Problem description:
Make an exact copy of the entries below.

Excerpted data:
────────────────
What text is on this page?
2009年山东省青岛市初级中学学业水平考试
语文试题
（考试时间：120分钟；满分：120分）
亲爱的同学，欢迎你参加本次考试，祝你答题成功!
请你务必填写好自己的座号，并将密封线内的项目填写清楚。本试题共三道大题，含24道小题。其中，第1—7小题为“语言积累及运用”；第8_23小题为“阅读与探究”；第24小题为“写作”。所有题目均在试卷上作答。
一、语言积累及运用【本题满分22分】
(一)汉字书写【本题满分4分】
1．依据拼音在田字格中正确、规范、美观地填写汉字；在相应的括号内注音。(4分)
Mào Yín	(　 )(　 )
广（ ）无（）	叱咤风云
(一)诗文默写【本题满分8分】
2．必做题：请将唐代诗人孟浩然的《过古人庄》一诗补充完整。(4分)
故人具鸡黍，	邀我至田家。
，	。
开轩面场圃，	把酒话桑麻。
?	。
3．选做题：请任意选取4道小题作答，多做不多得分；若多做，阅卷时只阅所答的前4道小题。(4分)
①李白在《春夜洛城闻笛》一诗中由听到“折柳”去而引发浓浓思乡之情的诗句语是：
────────────────
Completed exercise:
What text is on this page?
2009年山东省青岛市初级中学学业水平考试
语文试题
（考试时间：120分钟；满分：120分）
亲爱的同学，欢迎你参加本次考试，祝你答题成功!
请你务必填写好自己的座号，并将密封线内的项目填写清楚。本试题共三道大题，含24道小题。其中，第1—7小题为“语言积累及运用”；第8_23小题为“阅读与探究”；第24小题为“写作”。所有题目均在试卷上作答。
一、语言积累及运用【本题满分22分】
(一)汉字书写【本题满分4分】
1．依据拼音在田字格中正确、规范、美观地填写汉字；在相应的括号内注音。(4分)
Mào Yín	(　 )(　 )
广（ ）无（）	叱咤风云
(一)诗文默写【本题满分8分】
2．必做题：请将唐代诗人孟浩然的《过古人庄》一诗补充完整。(4分)
故人具鸡黍，	邀我至田家。
，	。
开轩面场圃，	把酒话桑麻。
?	。
3．选做题：请任意选取4道小题作答，多做不多得分；若多做，阅卷时只阅所答的前4道小题。(4分)
①李白在《春夜洛城闻笛》一诗中由听到“折柳”去而引发浓浓思乡之情的诗句语是：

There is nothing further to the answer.